_Directions_. Please change "bar-secondary-cases" to "bar-secondary" in the rows from the line with "x-tick-label-period: PM [400, 250, 423, 266]" up to and including the line with "y-tick-label: 3 [51, 57, 59, 73]", and give back only those lines with nothing else altered.

_Data for the task_.
******************************

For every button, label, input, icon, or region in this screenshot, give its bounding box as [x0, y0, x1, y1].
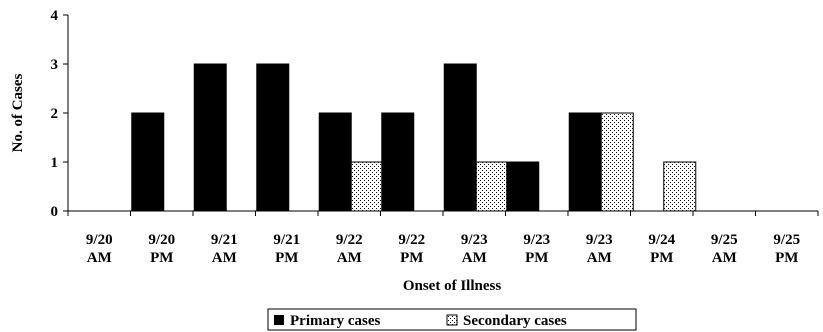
x-tick-label-period: PM [400, 250, 423, 266]
x-tick-label-period: AM [712, 250, 737, 266]
bar-secondary-cases [350, 161, 384, 212]
legend: Primary cases Secondary cases [267, 308, 637, 331]
y-tick-label: 0 [51, 204, 59, 220]
x-tick-label-date: 9/22 [336, 232, 363, 248]
bar-primary-cases [443, 63, 477, 212]
bar-secondary-cases [663, 161, 697, 212]
axes [67, 15, 818, 212]
x-tick-label-date: 9/25 [773, 232, 800, 248]
x-tick-label-period: AM [87, 250, 112, 266]
y-tick-label: 4 [51, 8, 59, 24]
y-tick-label: 3 [51, 57, 59, 73]
x-tick-label-period: PM [275, 250, 298, 266]
bar-primary-cases [318, 112, 352, 212]
y-tick-label: 1 [51, 155, 59, 171]
legend-swatch-secondary [446, 314, 458, 326]
x-tick-label-date: 9/21 [273, 232, 300, 248]
x-tick-label-date: 9/24 [648, 232, 675, 248]
legend-swatch-primary [274, 315, 284, 325]
bar-primary-cases [506, 161, 540, 212]
x-tick-label-period: AM [587, 250, 612, 266]
x-tick-label-date: 9/20 [148, 232, 175, 248]
x-tick-label-period: AM [212, 250, 237, 266]
y-axis-title: No. of Cases [10, 73, 26, 152]
x-tick-label-period: PM [150, 250, 173, 266]
x-tick-label-date: 9/21 [211, 232, 238, 248]
x-tick-label-period: PM [525, 250, 548, 266]
bar-primary-cases [256, 63, 290, 212]
x-tick-label-date: 9/20 [86, 232, 113, 248]
x-tick-label-period: AM [337, 250, 362, 266]
x-tick-label-date: 9/23 [523, 232, 550, 248]
x-tick-label-period: AM [462, 250, 487, 266]
x-axis-title: Onset of Illness [403, 278, 502, 294]
bar-secondary-cases [475, 161, 509, 212]
bars [131, 63, 697, 212]
x-tick-label-period: PM [775, 250, 798, 266]
bar-secondary-cases [600, 112, 634, 212]
legend-label-primary: Primary cases [290, 313, 381, 329]
bar-primary-cases [131, 112, 165, 212]
x-tick-label-date: 9/23 [586, 232, 613, 248]
bar-primary-cases [193, 63, 227, 212]
legend-label-secondary: Secondary cases [463, 313, 567, 329]
x-tick-label-date: 9/25 [711, 232, 738, 248]
bar-primary-cases [568, 112, 602, 212]
x-tick-label-period: PM [650, 250, 673, 266]
y-tick-label: 2 [51, 106, 59, 122]
x-tick-label-date: 9/22 [398, 232, 425, 248]
bar-primary-cases [381, 112, 415, 212]
x-tick-label-date: 9/23 [461, 232, 488, 248]
tick-labels: 0 1 2 3 4 9/20 AM 9/20 PM 9/21 AM 9/21 PM 9/22 AM 9/22 P… [51, 8, 819, 266]
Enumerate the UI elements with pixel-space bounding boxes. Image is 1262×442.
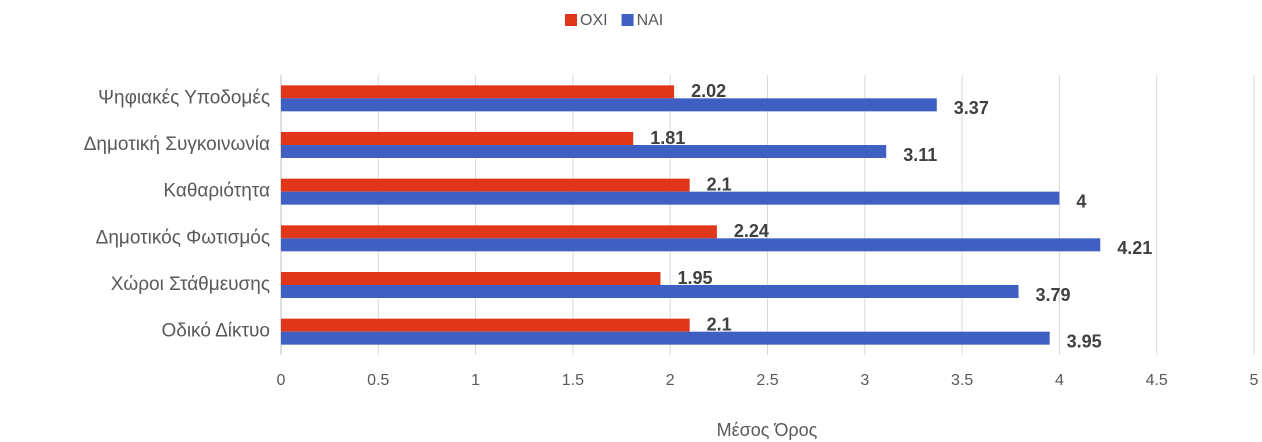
bar [281,85,675,99]
data-label: 1.81 [650,128,685,148]
data-label: 3.37 [954,98,989,118]
data-label: 3.95 [1067,331,1102,351]
data-label: 3.11 [903,145,937,165]
x-tick-label: 0.5 [367,372,389,389]
data-label: 1.95 [677,268,712,288]
legend-swatch [565,14,577,26]
bar [281,225,717,239]
bar [281,285,1019,298]
x-tick-label: 1 [471,372,480,389]
data-label: 2.24 [734,221,769,241]
y-tick-label: Οδικό Δίκτυο [161,321,270,342]
data-label: 3.79 [1036,285,1071,305]
x-tick-label: 2 [666,372,675,389]
data-label: 4 [1076,191,1086,211]
bar [281,331,1050,345]
x-tick-label: 5 [1250,372,1259,389]
bar [281,318,690,332]
x-tick-label: 0 [277,372,286,389]
x-tick-label: 3.5 [951,372,973,389]
legend-label: ΟΧΙ [580,12,608,29]
data-label: 4.21 [1117,238,1152,258]
x-tick-label: 4 [1055,372,1064,389]
x-tick-label: 1.5 [562,372,584,389]
data-label: 2.1 [707,174,732,194]
bar [281,272,661,285]
bar [281,191,1060,205]
bar [281,132,634,145]
bar [281,145,887,158]
y-tick-label: Χώροι Στάθμευσης [111,274,270,295]
bar [281,98,937,112]
bar [281,178,690,192]
legend-label: ΝΑΙ [637,12,664,29]
legend-swatch [621,14,634,26]
data-label: 2.02 [691,81,726,101]
y-tick-label: Δημοτικός Φωτισμός [96,227,270,248]
data-label: 2.1 [707,314,732,334]
x-tick-label: 4.5 [1146,372,1168,389]
x-axis-label: Μέσος Όρος [717,420,818,440]
bar [281,238,1101,252]
x-tick-label: 3 [860,372,869,389]
y-tick-label: Ψηφιακές Υποδομές [98,87,270,108]
x-tick-label: 2.5 [756,372,778,389]
y-tick-label: Καθαριότητα [163,181,270,202]
y-tick-label: Δημοτική Συγκοινωνία [84,134,270,155]
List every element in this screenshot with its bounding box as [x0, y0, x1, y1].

******************************

_Exercise answer_.
x-tick-label-period: PM [400, 250, 423, 266]
x-tick-label-period: AM [712, 250, 737, 266]
bar-secondary [350, 161, 384, 212]
legend: Primary cases Secondary cases [267, 308, 637, 331]
y-tick-label: 0 [51, 204, 59, 220]
x-tick-label-date: 9/22 [336, 232, 363, 248]
bar-primary-cases [443, 63, 477, 212]
bar-secondary [663, 161, 697, 212]
axes [67, 15, 818, 212]
x-tick-label-date: 9/25 [773, 232, 800, 248]
x-tick-label-period: AM [87, 250, 112, 266]
y-tick-label: 4 [51, 8, 59, 24]
y-tick-label: 3 [51, 57, 59, 73]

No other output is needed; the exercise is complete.